> WRITTEN INSTRUCTION
Leaving out the pictures, please retype each record exactly.

> DATASET RECORDS
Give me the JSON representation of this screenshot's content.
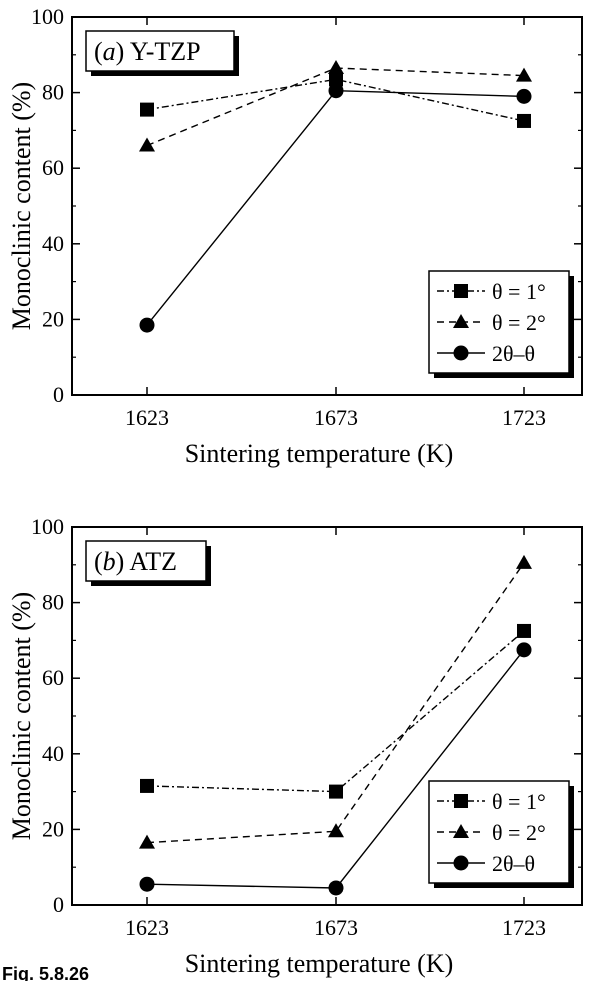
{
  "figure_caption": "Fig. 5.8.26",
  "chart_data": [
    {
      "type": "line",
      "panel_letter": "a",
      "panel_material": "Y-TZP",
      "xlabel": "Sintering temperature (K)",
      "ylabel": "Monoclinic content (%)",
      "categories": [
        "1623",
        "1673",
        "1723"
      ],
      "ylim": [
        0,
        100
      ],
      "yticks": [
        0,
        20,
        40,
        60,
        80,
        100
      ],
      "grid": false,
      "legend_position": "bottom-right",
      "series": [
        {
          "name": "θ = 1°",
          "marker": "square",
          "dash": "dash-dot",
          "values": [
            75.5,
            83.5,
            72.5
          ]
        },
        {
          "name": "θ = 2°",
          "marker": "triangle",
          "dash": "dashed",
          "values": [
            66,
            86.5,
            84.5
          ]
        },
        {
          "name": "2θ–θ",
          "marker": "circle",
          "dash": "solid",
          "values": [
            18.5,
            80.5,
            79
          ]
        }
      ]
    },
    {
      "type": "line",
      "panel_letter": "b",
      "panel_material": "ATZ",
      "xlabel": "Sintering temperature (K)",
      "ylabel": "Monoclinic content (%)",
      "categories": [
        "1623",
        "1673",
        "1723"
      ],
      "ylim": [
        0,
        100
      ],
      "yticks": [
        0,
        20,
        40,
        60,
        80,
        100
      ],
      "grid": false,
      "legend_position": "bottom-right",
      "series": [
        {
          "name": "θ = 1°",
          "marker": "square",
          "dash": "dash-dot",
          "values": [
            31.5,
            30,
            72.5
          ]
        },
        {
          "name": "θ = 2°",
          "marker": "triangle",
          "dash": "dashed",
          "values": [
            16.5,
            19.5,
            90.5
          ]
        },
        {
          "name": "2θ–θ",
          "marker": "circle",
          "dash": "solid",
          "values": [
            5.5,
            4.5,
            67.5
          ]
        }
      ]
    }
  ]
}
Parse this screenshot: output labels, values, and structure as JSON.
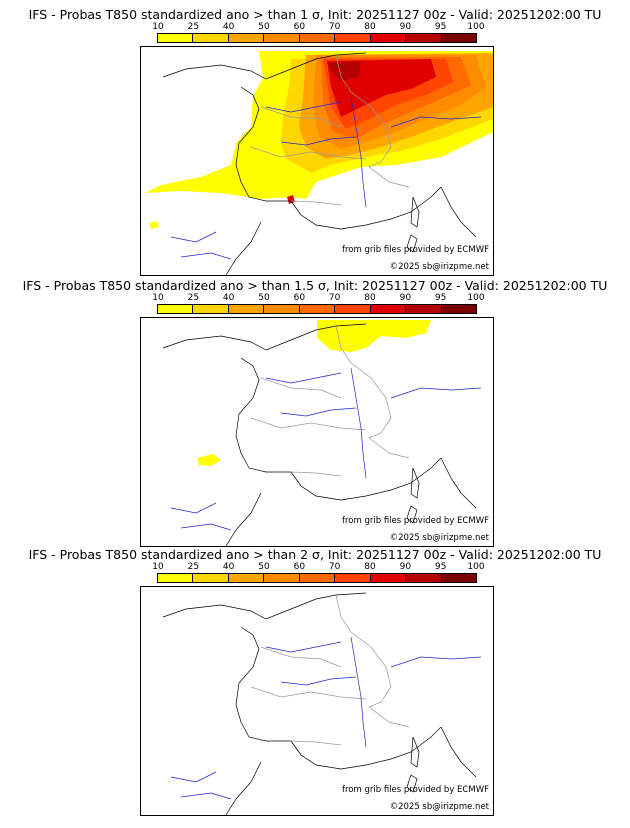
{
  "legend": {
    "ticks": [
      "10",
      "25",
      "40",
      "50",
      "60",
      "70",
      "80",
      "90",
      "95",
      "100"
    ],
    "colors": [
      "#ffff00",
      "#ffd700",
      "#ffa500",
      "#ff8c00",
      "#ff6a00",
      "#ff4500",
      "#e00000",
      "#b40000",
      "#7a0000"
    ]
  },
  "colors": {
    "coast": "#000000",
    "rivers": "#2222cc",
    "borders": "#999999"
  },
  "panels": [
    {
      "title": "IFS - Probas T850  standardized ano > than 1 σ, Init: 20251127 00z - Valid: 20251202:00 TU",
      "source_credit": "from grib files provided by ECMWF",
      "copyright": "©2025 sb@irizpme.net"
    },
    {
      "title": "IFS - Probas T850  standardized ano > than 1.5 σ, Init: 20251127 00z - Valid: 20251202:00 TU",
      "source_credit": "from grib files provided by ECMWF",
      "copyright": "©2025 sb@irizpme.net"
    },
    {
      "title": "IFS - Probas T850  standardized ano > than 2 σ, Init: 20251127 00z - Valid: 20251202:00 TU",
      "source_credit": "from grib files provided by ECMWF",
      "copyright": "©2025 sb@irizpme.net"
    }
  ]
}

> RIGHT ANSWER
Give me the JSON representation of this screenshot's content.
{
  "figure_caption": "Fig. 5.8.26",
  "chart_data": [
    {
      "type": "line",
      "panel_letter": "a",
      "panel_material": "Y-TZP",
      "xlabel": "Sintering temperature (K)",
      "ylabel": "Monoclinic content (%)",
      "categories": [
        "1623",
        "1673",
        "1723"
      ],
      "ylim": [
        0,
        100
      ],
      "yticks": [
        0,
        20,
        40,
        60,
        80,
        100
      ],
      "grid": false,
      "legend_position": "bottom-right",
      "series": [
        {
          "name": "θ = 1°",
          "marker": "square",
          "dash": "dash-dot",
          "values": [
            75.5,
            83.5,
            72.5
          ]
        },
        {
          "name": "θ = 2°",
          "marker": "triangle",
          "dash": "dashed",
          "values": [
            66,
            86.5,
            84.5
          ]
        },
        {
          "name": "2θ–θ",
          "marker": "circle",
          "dash": "solid",
          "values": [
            18.5,
            80.5,
            79
          ]
        }
      ]
    },
    {
      "type": "line",
      "panel_letter": "b",
      "panel_material": "ATZ",
      "xlabel": "Sintering temperature (K)",
      "ylabel": "Monoclinic content (%)",
      "categories": [
        "1623",
        "1673",
        "1723"
      ],
      "ylim": [
        0,
        100
      ],
      "yticks": [
        0,
        20,
        40,
        60,
        80,
        100
      ],
      "grid": false,
      "legend_position": "bottom-right",
      "series": [
        {
          "name": "θ = 1°",
          "marker": "square",
          "dash": "dash-dot",
          "values": [
            31.5,
            30,
            72.5
          ]
        },
        {
          "name": "θ = 2°",
          "marker": "triangle",
          "dash": "dashed",
          "values": [
            16.5,
            19.5,
            90.5
          ]
        },
        {
          "name": "2θ–θ",
          "marker": "circle",
          "dash": "solid",
          "values": [
            5.5,
            4.5,
            67.5
          ]
        }
      ]
    }
  ]
}
Parse this screenshot: output labels, values, and structure as JSON.
{
  "legend": {
    "ticks": [
      "10",
      "25",
      "40",
      "50",
      "60",
      "70",
      "80",
      "90",
      "95",
      "100"
    ],
    "colors": [
      "#ffff00",
      "#ffd700",
      "#ffa500",
      "#ff8c00",
      "#ff6a00",
      "#ff4500",
      "#e00000",
      "#b40000",
      "#7a0000"
    ]
  },
  "colors": {
    "coast": "#000000",
    "rivers": "#2222cc",
    "borders": "#999999"
  },
  "panels": [
    {
      "title": "IFS - Probas T850  standardized ano > than 1 σ, Init: 20251127 00z - Valid: 20251202:00 TU",
      "source_credit": "from grib files provided by ECMWF",
      "copyright": "©2025 sb@irizpme.net"
    },
    {
      "title": "IFS - Probas T850  standardized ano > than 1.5 σ, Init: 20251127 00z - Valid: 20251202:00 TU",
      "source_credit": "from grib files provided by ECMWF",
      "copyright": "©2025 sb@irizpme.net"
    },
    {
      "title": "IFS - Probas T850  standardized ano > than 2 σ, Init: 20251127 00z - Valid: 20251202:00 TU",
      "source_credit": "from grib files provided by ECMWF",
      "copyright": "©2025 sb@irizpme.net"
    }
  ]
}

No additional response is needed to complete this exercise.